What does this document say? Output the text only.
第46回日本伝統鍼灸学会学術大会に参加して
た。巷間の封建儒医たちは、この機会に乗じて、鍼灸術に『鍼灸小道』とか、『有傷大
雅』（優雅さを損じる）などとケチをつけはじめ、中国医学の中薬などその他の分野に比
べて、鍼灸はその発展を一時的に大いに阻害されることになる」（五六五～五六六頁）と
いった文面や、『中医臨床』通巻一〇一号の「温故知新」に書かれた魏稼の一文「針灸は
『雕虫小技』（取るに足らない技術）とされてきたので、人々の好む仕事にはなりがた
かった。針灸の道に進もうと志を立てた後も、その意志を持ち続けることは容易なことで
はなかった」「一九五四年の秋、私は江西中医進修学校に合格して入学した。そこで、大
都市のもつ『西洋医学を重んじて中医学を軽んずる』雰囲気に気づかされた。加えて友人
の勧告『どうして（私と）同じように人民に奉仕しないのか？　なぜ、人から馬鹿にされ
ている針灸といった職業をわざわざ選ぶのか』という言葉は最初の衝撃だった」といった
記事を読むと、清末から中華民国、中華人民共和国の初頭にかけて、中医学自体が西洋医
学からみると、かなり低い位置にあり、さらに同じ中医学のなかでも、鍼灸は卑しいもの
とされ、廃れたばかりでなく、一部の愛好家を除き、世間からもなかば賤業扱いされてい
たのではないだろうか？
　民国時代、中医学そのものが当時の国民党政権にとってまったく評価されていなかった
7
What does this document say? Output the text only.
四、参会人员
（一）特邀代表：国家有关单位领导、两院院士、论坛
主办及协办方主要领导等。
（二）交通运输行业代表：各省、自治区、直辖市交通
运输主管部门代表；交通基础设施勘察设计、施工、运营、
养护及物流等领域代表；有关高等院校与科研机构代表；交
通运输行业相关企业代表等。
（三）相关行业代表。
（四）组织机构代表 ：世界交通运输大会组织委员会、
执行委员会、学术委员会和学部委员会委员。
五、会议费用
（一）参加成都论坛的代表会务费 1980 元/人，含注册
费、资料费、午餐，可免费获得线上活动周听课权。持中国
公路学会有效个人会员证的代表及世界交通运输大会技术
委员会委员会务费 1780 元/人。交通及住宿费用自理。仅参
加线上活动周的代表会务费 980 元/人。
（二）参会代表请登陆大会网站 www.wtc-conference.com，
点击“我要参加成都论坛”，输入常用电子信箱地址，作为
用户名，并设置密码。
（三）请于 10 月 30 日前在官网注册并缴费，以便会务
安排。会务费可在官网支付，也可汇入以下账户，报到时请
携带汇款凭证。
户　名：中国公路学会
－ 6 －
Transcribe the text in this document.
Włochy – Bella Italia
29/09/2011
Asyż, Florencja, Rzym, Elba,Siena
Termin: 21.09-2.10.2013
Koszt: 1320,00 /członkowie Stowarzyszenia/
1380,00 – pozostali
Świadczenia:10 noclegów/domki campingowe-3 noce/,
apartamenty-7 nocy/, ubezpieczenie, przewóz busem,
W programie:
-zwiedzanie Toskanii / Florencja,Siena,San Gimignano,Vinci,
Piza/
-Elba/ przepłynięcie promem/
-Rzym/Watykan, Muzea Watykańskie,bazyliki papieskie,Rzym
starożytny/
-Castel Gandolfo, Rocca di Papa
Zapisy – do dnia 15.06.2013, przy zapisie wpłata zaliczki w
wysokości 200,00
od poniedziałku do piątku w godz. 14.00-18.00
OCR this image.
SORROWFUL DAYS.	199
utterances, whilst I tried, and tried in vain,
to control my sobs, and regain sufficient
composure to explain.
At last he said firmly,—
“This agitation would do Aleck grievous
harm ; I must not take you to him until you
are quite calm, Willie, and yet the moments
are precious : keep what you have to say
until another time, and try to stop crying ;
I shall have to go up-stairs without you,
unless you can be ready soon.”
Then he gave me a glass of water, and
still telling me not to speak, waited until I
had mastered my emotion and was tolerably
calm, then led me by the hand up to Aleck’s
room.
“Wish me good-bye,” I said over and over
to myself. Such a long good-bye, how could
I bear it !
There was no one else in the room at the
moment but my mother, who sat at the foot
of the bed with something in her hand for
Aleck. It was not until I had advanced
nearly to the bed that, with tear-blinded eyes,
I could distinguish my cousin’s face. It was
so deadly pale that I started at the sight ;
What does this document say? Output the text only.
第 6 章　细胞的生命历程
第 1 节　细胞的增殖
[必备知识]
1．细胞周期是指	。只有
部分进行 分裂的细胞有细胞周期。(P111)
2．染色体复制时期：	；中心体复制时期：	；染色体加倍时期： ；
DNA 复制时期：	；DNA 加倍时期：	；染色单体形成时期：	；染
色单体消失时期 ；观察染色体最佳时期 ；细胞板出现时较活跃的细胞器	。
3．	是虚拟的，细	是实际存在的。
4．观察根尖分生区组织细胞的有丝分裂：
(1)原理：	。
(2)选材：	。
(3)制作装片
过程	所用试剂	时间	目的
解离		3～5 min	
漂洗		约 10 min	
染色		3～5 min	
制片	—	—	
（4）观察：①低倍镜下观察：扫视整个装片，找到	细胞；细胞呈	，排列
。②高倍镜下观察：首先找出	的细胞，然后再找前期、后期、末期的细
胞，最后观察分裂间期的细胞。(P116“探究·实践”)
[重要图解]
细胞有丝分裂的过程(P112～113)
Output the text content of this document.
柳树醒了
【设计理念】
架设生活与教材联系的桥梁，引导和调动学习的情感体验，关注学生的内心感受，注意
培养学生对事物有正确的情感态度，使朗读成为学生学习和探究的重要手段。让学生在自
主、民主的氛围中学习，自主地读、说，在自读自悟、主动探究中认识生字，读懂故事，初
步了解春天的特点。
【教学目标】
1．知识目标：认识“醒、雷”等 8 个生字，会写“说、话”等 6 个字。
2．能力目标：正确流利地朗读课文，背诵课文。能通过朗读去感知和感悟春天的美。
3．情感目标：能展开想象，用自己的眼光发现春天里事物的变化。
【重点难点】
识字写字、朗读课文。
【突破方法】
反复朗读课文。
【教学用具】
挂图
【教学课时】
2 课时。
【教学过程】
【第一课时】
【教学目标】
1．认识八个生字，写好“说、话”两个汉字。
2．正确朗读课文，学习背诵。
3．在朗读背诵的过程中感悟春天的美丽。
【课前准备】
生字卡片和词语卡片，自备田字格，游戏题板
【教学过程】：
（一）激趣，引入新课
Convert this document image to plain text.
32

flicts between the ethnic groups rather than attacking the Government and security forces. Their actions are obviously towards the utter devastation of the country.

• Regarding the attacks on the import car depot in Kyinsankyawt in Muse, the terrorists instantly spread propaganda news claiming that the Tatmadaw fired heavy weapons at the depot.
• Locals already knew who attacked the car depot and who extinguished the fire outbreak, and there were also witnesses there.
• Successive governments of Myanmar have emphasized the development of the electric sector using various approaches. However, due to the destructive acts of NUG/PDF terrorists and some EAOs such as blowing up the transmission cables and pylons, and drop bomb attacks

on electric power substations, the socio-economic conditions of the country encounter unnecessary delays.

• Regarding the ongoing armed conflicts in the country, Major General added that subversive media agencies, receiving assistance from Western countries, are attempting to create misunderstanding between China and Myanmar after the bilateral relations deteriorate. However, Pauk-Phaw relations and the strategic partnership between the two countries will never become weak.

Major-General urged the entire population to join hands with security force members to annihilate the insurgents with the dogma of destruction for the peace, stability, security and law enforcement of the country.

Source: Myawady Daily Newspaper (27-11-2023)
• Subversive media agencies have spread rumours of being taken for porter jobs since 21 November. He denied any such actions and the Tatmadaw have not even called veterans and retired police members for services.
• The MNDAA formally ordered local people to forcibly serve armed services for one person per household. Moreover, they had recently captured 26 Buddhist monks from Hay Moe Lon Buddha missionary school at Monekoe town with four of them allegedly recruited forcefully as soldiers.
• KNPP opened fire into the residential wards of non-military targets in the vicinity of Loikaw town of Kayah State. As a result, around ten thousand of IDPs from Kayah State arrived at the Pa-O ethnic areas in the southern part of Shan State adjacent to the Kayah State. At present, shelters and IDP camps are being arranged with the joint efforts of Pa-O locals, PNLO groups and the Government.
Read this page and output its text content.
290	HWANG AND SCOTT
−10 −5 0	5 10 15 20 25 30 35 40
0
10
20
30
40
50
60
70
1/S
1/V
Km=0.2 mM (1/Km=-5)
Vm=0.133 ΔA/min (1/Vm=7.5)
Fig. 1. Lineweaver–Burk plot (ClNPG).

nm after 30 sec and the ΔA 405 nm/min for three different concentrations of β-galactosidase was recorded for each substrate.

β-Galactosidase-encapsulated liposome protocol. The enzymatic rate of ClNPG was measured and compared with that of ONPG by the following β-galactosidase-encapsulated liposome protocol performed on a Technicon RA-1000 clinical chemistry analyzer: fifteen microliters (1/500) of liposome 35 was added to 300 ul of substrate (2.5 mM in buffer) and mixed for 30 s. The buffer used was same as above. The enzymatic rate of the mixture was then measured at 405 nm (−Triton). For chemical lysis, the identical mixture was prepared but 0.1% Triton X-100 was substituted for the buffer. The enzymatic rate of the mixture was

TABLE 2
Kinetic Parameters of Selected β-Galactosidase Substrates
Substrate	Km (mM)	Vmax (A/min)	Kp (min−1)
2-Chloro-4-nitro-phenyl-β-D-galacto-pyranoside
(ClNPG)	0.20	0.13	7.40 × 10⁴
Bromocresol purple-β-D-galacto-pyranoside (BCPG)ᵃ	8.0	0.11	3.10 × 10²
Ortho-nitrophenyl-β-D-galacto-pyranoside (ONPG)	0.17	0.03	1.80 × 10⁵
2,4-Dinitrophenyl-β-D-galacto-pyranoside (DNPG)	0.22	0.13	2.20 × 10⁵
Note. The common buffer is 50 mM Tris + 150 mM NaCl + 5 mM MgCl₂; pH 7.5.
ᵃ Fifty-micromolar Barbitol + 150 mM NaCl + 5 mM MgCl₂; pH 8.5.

● **Task description**
Search the records for the word "good" and copy every line where it occurs.

● **Finished answer**
“Wish me good-bye,” I said over and over
to myself. Such a long good-bye, how could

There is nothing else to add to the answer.